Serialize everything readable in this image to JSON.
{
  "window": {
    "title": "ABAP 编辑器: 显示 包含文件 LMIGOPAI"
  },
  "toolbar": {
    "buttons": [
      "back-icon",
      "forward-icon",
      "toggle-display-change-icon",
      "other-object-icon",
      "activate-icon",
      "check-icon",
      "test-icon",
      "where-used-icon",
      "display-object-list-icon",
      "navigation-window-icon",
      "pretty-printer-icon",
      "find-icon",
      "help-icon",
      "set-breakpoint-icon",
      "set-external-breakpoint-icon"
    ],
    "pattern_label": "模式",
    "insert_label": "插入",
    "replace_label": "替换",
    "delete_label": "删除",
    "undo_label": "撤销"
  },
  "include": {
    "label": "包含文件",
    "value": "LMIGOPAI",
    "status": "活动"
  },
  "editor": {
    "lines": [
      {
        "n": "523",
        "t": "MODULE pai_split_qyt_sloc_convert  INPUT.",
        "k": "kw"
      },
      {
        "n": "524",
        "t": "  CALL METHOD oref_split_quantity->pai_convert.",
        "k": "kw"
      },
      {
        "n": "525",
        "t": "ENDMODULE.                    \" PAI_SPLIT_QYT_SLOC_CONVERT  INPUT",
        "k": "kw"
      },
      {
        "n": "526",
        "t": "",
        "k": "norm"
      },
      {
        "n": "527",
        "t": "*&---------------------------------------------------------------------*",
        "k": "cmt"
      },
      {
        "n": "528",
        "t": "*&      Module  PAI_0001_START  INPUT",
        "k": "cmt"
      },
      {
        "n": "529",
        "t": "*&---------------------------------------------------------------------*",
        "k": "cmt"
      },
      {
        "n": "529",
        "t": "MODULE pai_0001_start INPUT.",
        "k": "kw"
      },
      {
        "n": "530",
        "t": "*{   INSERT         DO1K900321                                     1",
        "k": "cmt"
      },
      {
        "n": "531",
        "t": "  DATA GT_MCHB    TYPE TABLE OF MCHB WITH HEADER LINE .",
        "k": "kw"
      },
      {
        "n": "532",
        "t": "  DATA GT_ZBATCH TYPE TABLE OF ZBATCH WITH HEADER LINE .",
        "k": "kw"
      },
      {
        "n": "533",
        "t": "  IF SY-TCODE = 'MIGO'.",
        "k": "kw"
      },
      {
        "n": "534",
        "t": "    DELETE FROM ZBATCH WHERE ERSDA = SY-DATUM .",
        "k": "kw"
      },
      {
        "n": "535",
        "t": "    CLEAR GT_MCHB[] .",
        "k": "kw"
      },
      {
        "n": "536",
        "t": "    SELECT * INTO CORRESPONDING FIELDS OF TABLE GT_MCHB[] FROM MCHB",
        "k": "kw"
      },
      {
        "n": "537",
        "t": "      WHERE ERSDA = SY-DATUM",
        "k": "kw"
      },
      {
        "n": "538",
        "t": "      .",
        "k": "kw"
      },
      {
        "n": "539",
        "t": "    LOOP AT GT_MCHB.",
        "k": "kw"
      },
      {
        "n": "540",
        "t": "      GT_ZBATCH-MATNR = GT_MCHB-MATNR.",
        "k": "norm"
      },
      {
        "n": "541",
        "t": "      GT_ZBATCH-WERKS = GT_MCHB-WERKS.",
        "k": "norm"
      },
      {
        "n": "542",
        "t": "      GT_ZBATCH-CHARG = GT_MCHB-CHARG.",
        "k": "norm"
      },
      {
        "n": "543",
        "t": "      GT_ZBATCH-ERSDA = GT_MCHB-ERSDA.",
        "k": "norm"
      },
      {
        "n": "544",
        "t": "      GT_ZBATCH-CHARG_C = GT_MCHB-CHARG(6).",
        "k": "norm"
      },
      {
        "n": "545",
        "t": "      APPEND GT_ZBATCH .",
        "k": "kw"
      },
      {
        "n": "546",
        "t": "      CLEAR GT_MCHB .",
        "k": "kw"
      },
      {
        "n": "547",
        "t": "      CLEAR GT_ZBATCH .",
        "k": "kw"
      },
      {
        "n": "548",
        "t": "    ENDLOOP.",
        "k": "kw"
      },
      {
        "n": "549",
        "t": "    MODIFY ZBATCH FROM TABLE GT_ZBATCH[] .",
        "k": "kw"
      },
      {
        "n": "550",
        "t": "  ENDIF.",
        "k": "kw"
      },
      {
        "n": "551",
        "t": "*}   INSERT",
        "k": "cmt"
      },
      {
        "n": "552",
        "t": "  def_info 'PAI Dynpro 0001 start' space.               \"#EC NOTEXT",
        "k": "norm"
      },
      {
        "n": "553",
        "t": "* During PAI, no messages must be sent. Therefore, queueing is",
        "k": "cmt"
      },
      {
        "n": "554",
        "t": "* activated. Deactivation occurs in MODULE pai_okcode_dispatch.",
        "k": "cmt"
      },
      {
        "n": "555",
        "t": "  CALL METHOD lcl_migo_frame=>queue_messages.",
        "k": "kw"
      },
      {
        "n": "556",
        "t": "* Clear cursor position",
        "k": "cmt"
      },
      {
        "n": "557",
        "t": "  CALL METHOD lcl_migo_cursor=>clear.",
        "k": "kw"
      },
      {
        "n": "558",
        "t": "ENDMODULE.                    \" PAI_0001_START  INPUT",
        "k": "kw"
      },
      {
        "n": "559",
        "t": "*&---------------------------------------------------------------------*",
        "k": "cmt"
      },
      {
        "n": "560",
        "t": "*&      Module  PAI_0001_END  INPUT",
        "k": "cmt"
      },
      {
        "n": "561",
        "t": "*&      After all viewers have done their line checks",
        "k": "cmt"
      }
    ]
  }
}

**Request**
Copy each line of the data exactly, leaving nothing out.

**Expected output**
Serialize everything readable in this image to JSON.
{
  "window": {
    "title": "ABAP 编辑器: 显示 包含文件 LMIGOPAI"
  },
  "toolbar": {
    "buttons": [
      "back-icon",
      "forward-icon",
      "toggle-display-change-icon",
      "other-object-icon",
      "activate-icon",
      "check-icon",
      "test-icon",
      "where-used-icon",
      "display-object-list-icon",
      "navigation-window-icon",
      "pretty-printer-icon",
      "find-icon",
      "help-icon",
      "set-breakpoint-icon",
      "set-external-breakpoint-icon"
    ],
    "pattern_label": "模式",
    "insert_label": "插入",
    "replace_label": "替换",
    "delete_label": "删除",
    "undo_label": "撤销"
  },
  "include": {
    "label": "包含文件",
    "value": "LMIGOPAI",
    "status": "活动"
  },
  "editor": {
    "lines": [
      {
        "n": "523",
        "t": "MODULE pai_split_qyt_sloc_convert  INPUT.",
        "k": "kw"
      },
      {
        "n": "524",
        "t": "  CALL METHOD oref_split_quantity->pai_convert.",
        "k": "kw"
      },
      {
        "n": "525",
        "t": "ENDMODULE.                    \" PAI_SPLIT_QYT_SLOC_CONVERT  INPUT",
        "k": "kw"
      },
      {
        "n": "526",
        "t": "",
        "k": "norm"
      },
      {
        "n": "527",
        "t": "*&---------------------------------------------------------------------*",
        "k": "cmt"
      },
      {
        "n": "528",
        "t": "*&      Module  PAI_0001_START  INPUT",
        "k": "cmt"
      },
      {
        "n": "529",
        "t": "*&---------------------------------------------------------------------*",
        "k": "cmt"
      },
      {
        "n": "529",
        "t": "MODULE pai_0001_start INPUT.",
        "k": "kw"
      },
      {
        "n": "530",
        "t": "*{   INSERT         DO1K900321                                     1",
        "k": "cmt"
      },
      {
        "n": "531",
        "t": "  DATA GT_MCHB    TYPE TABLE OF MCHB WITH HEADER LINE .",
        "k": "kw"
      },
      {
        "n": "532",
        "t": "  DATA GT_ZBATCH TYPE TABLE OF ZBATCH WITH HEADER LINE .",
        "k": "kw"
      },
      {
        "n": "533",
        "t": "  IF SY-TCODE = 'MIGO'.",
        "k": "kw"
      },
      {
        "n": "534",
        "t": "    DELETE FROM ZBATCH WHERE ERSDA = SY-DATUM .",
        "k": "kw"
      },
      {
        "n": "535",
        "t": "    CLEAR GT_MCHB[] .",
        "k": "kw"
      },
      {
        "n": "536",
        "t": "    SELECT * INTO CORRESPONDING FIELDS OF TABLE GT_MCHB[] FROM MCHB",
        "k": "kw"
      },
      {
        "n": "537",
        "t": "      WHERE ERSDA = SY-DATUM",
        "k": "kw"
      },
      {
        "n": "538",
        "t": "      .",
        "k": "kw"
      },
      {
        "n": "539",
        "t": "    LOOP AT GT_MCHB.",
        "k": "kw"
      },
      {
        "n": "540",
        "t": "      GT_ZBATCH-MATNR = GT_MCHB-MATNR.",
        "k": "norm"
      },
      {
        "n": "541",
        "t": "      GT_ZBATCH-WERKS = GT_MCHB-WERKS.",
        "k": "norm"
      },
      {
        "n": "542",
        "t": "      GT_ZBATCH-CHARG = GT_MCHB-CHARG.",
        "k": "norm"
      },
      {
        "n": "543",
        "t": "      GT_ZBATCH-ERSDA = GT_MCHB-ERSDA.",
        "k": "norm"
      },
      {
        "n": "544",
        "t": "      GT_ZBATCH-CHARG_C = GT_MCHB-CHARG(6).",
        "k": "norm"
      },
      {
        "n": "545",
        "t": "      APPEND GT_ZBATCH .",
        "k": "kw"
      },
      {
        "n": "546",
        "t": "      CLEAR GT_MCHB .",
        "k": "kw"
      },
      {
        "n": "547",
        "t": "      CLEAR GT_ZBATCH .",
        "k": "kw"
      },
      {
        "n": "548",
        "t": "    ENDLOOP.",
        "k": "kw"
      },
      {
        "n": "549",
        "t": "    MODIFY ZBATCH FROM TABLE GT_ZBATCH[] .",
        "k": "kw"
      },
      {
        "n": "550",
        "t": "  ENDIF.",
        "k": "kw"
      },
      {
        "n": "551",
        "t": "*}   INSERT",
        "k": "cmt"
      },
      {
        "n": "552",
        "t": "  def_info 'PAI Dynpro 0001 start' space.               \"#EC NOTEXT",
        "k": "norm"
      },
      {
        "n": "553",
        "t": "* During PAI, no messages must be sent. Therefore, queueing is",
        "k": "cmt"
      },
      {
        "n": "554",
        "t": "* activated. Deactivation occurs in MODULE pai_okcode_dispatch.",
        "k": "cmt"
      },
      {
        "n": "555",
        "t": "  CALL METHOD lcl_migo_frame=>queue_messages.",
        "k": "kw"
      },
      {
        "n": "556",
        "t": "* Clear cursor position",
        "k": "cmt"
      },
      {
        "n": "557",
        "t": "  CALL METHOD lcl_migo_cursor=>clear.",
        "k": "kw"
      },
      {
        "n": "558",
        "t": "ENDMODULE.                    \" PAI_0001_START  INPUT",
        "k": "kw"
      },
      {
        "n": "559",
        "t": "*&---------------------------------------------------------------------*",
        "k": "cmt"
      },
      {
        "n": "560",
        "t": "*&      Module  PAI_0001_END  INPUT",
        "k": "cmt"
      },
      {
        "n": "561",
        "t": "*&      After all viewers have done their line checks",
        "k": "cmt"
      }
    ]
  }
}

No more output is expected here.